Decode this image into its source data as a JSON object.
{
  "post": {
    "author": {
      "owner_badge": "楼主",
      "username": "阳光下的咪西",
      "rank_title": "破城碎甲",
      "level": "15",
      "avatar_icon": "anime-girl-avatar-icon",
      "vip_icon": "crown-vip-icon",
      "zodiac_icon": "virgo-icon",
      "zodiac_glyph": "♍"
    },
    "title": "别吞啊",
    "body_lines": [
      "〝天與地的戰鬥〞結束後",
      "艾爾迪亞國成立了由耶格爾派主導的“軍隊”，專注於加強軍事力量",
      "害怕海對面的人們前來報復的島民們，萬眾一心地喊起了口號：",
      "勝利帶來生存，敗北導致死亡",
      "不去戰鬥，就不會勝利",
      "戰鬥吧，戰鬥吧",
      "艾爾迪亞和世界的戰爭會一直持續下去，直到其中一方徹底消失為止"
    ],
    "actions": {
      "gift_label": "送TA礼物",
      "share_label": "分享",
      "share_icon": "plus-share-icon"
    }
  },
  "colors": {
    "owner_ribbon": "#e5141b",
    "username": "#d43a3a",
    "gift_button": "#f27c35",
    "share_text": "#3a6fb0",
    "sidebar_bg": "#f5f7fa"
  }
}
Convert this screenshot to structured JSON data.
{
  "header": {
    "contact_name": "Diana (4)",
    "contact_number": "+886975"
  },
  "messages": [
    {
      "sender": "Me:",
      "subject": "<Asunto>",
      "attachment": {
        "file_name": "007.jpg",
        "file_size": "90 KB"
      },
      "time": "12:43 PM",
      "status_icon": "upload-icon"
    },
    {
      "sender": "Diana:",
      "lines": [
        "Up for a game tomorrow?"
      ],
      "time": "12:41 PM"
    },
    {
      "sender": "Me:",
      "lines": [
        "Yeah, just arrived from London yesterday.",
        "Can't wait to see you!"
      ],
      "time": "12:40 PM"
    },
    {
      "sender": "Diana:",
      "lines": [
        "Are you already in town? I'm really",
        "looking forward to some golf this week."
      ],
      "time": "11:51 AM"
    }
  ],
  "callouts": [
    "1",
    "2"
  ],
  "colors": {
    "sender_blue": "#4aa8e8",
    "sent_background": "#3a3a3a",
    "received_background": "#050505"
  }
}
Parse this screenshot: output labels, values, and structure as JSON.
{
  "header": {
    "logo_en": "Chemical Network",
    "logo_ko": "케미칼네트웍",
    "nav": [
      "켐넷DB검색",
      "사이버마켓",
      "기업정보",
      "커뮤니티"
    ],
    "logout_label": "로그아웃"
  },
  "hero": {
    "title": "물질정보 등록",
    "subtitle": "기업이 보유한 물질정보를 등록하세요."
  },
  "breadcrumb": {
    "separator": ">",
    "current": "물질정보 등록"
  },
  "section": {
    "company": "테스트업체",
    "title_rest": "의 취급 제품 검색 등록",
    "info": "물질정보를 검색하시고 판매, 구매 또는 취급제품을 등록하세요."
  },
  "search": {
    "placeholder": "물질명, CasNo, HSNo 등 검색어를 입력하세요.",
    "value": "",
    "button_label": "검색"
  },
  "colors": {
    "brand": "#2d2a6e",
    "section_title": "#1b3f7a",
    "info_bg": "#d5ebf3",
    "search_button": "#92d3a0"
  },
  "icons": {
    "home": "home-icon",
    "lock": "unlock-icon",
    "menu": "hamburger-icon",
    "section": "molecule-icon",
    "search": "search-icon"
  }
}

SHORT TASK >> Return the material exactly as it stands.

REPLY >>
Decode this image into its source data as a JSON object.
{
  "post": {
    "author": {
      "owner_badge": "楼主",
      "username": "阳光下的咪西",
      "rank_title": "破城碎甲",
      "level": "15",
      "avatar_icon": "anime-girl-avatar-icon",
      "vip_icon": "crown-vip-icon",
      "zodiac_icon": "virgo-icon",
      "zodiac_glyph": "♍"
    },
    "title": "别吞啊",
    "body_lines": [
      "〝天與地的戰鬥〞結束後",
      "艾爾迪亞國成立了由耶格爾派主導的“軍隊”，專注於加強軍事力量",
      "害怕海對面的人們前來報復的島民們，萬眾一心地喊起了口號：",
      "勝利帶來生存，敗北導致死亡",
      "不去戰鬥，就不會勝利",
      "戰鬥吧，戰鬥吧",
      "艾爾迪亞和世界的戰爭會一直持續下去，直到其中一方徹底消失為止"
    ],
    "actions": {
      "gift_label": "送TA礼物",
      "share_label": "分享",
      "share_icon": "plus-share-icon"
    }
  },
  "colors": {
    "owner_ribbon": "#e5141b",
    "username": "#d43a3a",
    "gift_button": "#f27c35",
    "share_text": "#3a6fb0",
    "sidebar_bg": "#f5f7fa"
  }
}
Convert this screenshot to structured JSON data.
{
  "header": {
    "contact_name": "Diana (4)",
    "contact_number": "+886975"
  },
  "messages": [
    {
      "sender": "Me:",
      "subject": "<Asunto>",
      "attachment": {
        "file_name": "007.jpg",
        "file_size": "90 KB"
      },
      "time": "12:43 PM",
      "status_icon": "upload-icon"
    },
    {
      "sender": "Diana:",
      "lines": [
        "Up for a game tomorrow?"
      ],
      "time": "12:41 PM"
    },
    {
      "sender": "Me:",
      "lines": [
        "Yeah, just arrived from London yesterday.",
        "Can't wait to see you!"
      ],
      "time": "12:40 PM"
    },
    {
      "sender": "Diana:",
      "lines": [
        "Are you already in town? I'm really",
        "looking forward to some golf this week."
      ],
      "time": "11:51 AM"
    }
  ],
  "callouts": [
    "1",
    "2"
  ],
  "colors": {
    "sender_blue": "#4aa8e8",
    "sent_background": "#3a3a3a",
    "received_background": "#050505"
  }
}
Parse this screenshot: output labels, values, and structure as JSON.
{
  "header": {
    "logo_en": "Chemical Network",
    "logo_ko": "케미칼네트웍",
    "nav": [
      "켐넷DB검색",
      "사이버마켓",
      "기업정보",
      "커뮤니티"
    ],
    "logout_label": "로그아웃"
  },
  "hero": {
    "title": "물질정보 등록",
    "subtitle": "기업이 보유한 물질정보를 등록하세요."
  },
  "breadcrumb": {
    "separator": ">",
    "current": "물질정보 등록"
  },
  "section": {
    "company": "테스트업체",
    "title_rest": "의 취급 제품 검색 등록",
    "info": "물질정보를 검색하시고 판매, 구매 또는 취급제품을 등록하세요."
  },
  "search": {
    "placeholder": "물질명, CasNo, HSNo 등 검색어를 입력하세요.",
    "value": "",
    "button_label": "검색"
  },
  "colors": {
    "brand": "#2d2a6e",
    "section_title": "#1b3f7a",
    "info_bg": "#d5ebf3",
    "search_button": "#92d3a0"
  },
  "icons": {
    "home": "home-icon",
    "lock": "unlock-icon",
    "menu": "hamburger-icon",
    "section": "molecule-icon",
    "search": "search-icon"
  }
}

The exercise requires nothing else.